From small conflations do mighty hulking monsters grow …

And with a mental flourish that feels like the withdrawing of a table cloth from under the cutlery, I see the lie that had been hiding in plain sight within my view of the world …

I have a problem with the way I respond to NOT recieving prompt acknowledgement that validates either my contribtion to a shared dialogue or my being who I am (want to be?) in the world.

The fact of the matter could be (for example) that I text a friend with something important to me and I get no reply. My response is often to react as if I’ve been told by that friend that what I sent in my message is either worthless or possibly even worse – something unlikeable. So, somehow I make a leap from no reply -> I am worthless / unlikeable.

Sticking with my self imposed theme of little things that make a big impact: I learned a really useful distinction recently (as part of my participation in the Landmark Forum, more on which you can read here) and it really helps in this situation or others like it.


My usual interpretation of events doesn’t hold, isn’t true. Unless I make it true for myself. And if I do that I make it true for others and then I end up making it so that they have to live with the consequences of that lie sitting in the middle of my world view. Typically I come across as being a little (or a lot) emotionally volatile or someone that demands a lot of attention from the people around me.

Spatial layout entries -
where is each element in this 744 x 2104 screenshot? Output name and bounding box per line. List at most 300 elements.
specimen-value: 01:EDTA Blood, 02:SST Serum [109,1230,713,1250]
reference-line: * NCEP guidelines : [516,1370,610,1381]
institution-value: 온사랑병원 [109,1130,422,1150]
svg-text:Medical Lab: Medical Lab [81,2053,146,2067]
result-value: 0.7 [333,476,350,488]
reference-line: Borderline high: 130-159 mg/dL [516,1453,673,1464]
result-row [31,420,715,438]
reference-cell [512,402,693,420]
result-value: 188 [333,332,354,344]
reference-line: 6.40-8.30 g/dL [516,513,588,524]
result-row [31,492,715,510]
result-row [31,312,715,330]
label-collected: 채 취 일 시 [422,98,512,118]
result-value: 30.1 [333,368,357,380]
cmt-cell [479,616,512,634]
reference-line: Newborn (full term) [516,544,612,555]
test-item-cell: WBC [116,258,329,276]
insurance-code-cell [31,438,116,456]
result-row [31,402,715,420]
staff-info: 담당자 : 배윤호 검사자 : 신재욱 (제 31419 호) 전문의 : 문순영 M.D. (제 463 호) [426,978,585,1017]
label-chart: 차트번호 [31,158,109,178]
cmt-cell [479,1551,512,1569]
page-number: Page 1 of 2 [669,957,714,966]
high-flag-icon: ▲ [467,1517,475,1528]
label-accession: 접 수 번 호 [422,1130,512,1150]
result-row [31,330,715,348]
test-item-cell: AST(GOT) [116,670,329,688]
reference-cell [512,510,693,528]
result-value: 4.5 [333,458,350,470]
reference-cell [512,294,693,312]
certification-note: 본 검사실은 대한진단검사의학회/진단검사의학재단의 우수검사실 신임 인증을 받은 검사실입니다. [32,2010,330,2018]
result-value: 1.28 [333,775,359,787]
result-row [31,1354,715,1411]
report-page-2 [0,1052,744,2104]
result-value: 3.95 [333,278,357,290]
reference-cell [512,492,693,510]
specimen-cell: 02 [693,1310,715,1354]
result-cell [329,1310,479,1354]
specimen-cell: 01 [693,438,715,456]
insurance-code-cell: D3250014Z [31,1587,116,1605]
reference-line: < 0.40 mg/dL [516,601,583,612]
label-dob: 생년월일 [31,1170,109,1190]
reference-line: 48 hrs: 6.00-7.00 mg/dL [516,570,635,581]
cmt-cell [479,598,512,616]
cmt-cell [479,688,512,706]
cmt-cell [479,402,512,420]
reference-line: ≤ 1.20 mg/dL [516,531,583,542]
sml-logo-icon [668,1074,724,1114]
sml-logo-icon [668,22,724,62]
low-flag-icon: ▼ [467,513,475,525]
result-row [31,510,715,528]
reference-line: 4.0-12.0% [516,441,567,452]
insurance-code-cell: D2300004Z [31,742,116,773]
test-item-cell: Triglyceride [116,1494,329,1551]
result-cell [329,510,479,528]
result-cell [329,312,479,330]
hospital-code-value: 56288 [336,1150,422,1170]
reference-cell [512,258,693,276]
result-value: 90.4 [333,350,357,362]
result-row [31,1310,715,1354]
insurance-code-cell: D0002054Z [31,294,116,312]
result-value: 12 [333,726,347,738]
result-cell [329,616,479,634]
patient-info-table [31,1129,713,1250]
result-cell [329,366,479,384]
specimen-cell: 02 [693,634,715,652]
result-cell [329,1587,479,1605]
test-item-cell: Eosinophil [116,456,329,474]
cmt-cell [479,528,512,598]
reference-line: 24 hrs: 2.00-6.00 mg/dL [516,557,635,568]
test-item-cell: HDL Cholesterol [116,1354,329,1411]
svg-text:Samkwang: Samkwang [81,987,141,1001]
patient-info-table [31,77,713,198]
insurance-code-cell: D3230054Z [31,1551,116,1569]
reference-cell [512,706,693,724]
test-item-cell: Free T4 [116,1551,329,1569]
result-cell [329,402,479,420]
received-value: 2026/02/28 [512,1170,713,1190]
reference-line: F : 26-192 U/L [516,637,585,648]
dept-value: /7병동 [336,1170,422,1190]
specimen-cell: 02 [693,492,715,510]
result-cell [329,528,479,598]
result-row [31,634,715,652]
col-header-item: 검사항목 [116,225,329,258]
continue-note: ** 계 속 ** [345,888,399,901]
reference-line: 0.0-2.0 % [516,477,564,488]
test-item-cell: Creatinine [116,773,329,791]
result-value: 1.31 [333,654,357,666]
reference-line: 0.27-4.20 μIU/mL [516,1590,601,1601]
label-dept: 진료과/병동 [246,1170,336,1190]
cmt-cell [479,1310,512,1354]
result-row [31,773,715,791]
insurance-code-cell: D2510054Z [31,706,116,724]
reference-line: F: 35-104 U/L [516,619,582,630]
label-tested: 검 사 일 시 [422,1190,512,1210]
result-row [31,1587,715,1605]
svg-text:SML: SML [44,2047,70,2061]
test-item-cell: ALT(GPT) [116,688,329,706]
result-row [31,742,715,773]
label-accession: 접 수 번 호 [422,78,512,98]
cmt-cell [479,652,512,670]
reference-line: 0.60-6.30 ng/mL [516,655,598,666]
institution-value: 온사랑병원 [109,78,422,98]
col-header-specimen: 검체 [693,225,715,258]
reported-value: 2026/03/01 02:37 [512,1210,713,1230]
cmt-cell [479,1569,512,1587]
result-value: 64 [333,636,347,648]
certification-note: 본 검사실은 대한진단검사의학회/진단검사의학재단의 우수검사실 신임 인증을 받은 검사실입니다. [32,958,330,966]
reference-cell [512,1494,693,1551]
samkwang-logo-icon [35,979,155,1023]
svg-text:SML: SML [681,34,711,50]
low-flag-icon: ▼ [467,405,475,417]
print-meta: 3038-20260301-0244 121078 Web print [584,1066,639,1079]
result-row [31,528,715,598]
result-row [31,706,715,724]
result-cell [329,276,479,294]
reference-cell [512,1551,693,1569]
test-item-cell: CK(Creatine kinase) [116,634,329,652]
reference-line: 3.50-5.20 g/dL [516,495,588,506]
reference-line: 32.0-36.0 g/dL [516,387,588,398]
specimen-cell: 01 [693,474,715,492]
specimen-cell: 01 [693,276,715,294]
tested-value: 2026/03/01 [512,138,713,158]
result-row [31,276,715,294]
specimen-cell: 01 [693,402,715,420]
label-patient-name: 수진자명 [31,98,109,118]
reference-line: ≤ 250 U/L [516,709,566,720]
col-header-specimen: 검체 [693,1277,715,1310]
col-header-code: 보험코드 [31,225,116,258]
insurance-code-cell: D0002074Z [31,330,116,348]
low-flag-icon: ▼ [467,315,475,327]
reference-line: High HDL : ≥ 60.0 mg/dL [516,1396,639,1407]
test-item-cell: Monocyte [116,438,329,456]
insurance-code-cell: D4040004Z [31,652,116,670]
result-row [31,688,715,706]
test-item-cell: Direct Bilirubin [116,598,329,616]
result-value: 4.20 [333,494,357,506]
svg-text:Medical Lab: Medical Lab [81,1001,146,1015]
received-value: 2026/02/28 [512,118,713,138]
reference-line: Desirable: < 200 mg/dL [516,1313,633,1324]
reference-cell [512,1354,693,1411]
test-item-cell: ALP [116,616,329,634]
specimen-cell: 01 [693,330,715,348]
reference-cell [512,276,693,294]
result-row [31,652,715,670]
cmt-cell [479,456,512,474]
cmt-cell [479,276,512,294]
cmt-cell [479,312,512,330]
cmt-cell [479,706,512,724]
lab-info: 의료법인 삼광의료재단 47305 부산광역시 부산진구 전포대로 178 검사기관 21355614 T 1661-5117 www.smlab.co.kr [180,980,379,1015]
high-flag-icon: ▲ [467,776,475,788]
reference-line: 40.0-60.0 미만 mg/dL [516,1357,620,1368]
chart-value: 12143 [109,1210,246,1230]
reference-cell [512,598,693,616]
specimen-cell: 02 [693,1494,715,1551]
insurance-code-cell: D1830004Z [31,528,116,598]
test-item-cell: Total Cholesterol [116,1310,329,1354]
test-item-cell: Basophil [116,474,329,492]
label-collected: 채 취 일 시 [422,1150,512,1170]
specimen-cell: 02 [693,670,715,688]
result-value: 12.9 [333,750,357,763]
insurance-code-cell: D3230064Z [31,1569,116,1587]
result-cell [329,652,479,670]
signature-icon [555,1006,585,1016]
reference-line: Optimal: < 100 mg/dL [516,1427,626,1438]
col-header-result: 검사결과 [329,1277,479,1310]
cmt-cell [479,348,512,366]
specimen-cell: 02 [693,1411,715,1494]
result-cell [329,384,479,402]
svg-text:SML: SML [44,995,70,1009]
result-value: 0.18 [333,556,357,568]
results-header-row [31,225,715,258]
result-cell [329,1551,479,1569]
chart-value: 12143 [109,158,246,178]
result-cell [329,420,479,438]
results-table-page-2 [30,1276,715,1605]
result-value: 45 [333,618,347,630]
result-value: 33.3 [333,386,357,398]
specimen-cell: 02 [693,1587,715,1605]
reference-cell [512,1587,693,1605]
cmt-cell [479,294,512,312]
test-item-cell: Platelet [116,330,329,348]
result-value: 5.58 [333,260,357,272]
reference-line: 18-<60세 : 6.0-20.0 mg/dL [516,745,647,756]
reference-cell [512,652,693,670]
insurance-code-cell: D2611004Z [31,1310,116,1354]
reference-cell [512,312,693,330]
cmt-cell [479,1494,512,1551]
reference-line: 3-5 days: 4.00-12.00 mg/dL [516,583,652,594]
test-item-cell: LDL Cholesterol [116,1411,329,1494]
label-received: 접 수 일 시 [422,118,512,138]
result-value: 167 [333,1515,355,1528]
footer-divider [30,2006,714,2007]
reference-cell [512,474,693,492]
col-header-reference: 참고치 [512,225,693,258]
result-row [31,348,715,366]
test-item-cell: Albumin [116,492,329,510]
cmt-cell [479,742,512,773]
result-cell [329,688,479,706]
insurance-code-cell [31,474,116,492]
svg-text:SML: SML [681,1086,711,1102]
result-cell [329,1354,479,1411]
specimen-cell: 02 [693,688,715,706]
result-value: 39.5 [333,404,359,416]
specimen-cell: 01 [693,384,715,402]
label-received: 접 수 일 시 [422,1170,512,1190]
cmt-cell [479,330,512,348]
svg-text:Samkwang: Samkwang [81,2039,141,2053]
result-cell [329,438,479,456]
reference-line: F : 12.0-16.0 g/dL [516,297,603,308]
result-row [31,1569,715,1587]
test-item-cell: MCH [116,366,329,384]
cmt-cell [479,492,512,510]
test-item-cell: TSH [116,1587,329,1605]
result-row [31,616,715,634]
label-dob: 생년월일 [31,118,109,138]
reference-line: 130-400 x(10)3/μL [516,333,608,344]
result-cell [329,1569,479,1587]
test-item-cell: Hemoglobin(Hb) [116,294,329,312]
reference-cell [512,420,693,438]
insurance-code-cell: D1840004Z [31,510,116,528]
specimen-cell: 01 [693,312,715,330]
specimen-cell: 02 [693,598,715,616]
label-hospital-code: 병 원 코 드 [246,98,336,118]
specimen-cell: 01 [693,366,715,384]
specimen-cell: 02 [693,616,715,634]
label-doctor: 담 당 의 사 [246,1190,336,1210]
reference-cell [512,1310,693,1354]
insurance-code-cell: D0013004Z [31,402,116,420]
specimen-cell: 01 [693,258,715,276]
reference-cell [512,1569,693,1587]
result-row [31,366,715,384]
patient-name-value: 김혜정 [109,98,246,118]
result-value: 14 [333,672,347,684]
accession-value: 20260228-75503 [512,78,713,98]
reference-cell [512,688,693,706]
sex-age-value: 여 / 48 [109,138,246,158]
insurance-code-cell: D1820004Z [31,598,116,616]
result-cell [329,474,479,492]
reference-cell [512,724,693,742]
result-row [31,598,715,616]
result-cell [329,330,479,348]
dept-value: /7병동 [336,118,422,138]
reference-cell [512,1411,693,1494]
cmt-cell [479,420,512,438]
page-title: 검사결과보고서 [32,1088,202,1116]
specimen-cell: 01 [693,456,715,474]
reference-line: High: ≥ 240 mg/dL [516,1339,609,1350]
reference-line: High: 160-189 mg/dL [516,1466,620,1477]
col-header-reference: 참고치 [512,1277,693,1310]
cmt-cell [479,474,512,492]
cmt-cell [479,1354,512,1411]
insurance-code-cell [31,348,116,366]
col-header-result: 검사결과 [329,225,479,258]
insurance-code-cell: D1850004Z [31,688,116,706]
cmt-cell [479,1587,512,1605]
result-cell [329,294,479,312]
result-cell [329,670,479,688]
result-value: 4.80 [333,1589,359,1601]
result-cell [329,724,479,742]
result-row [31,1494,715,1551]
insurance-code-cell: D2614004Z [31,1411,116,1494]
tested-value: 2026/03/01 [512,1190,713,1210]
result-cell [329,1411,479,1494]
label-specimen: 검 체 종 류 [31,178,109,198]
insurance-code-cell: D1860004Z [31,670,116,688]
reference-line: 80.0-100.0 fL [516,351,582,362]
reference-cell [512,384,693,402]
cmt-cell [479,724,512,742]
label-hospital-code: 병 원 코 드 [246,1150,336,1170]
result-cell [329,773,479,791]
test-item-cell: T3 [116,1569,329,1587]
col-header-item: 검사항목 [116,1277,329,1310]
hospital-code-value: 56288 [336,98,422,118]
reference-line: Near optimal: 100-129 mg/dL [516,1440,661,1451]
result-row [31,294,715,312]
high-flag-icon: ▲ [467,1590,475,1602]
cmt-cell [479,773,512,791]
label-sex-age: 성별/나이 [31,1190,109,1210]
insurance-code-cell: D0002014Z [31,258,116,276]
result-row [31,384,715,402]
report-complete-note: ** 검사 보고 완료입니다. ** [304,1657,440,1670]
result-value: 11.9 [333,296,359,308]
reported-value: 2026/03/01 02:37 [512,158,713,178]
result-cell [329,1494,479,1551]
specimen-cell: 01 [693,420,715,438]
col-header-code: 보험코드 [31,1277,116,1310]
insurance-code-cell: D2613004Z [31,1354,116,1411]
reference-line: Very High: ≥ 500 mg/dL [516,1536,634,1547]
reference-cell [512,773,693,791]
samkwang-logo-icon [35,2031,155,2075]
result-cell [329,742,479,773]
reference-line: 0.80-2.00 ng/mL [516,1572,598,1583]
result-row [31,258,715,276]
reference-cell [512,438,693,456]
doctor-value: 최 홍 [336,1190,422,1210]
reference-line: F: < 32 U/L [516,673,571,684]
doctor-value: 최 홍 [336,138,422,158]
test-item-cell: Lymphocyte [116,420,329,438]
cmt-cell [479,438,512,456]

Problem set -
a) Translate this sentence from the essay into Spanish: "My usual interpretation of events doesn’t hold, isn’t true."
b) Swap "result-row" for "data-row" in the records, from the first line through the line with "label-collected: 채 취 일 시 [422,98,512,118]", and write out only those lines with everything else unchanged.
The text and the records are separate materials with no connection between them.

Responses for each task -
a) Mi interpretación habitual de los acontecimientos no se sostiene, no es cierta.

b)
where is each element in this 744 x 2104 screenshot? Output name and bounding box per line. List at most 300 elements.
specimen-value: 01:EDTA Blood, 02:SST Serum [109,1230,713,1250]
reference-line: * NCEP guidelines : [516,1370,610,1381]
institution-value: 온사랑병원 [109,1130,422,1150]
svg-text:Medical Lab: Medical Lab [81,2053,146,2067]
result-value: 0.7 [333,476,350,488]
reference-line: Borderline high: 130-159 mg/dL [516,1453,673,1464]
data-row [31,420,715,438]
reference-cell [512,402,693,420]
result-value: 188 [333,332,354,344]
reference-line: 6.40-8.30 g/dL [516,513,588,524]
data-row [31,492,715,510]
data-row [31,312,715,330]
label-collected: 채 취 일 시 [422,98,512,118]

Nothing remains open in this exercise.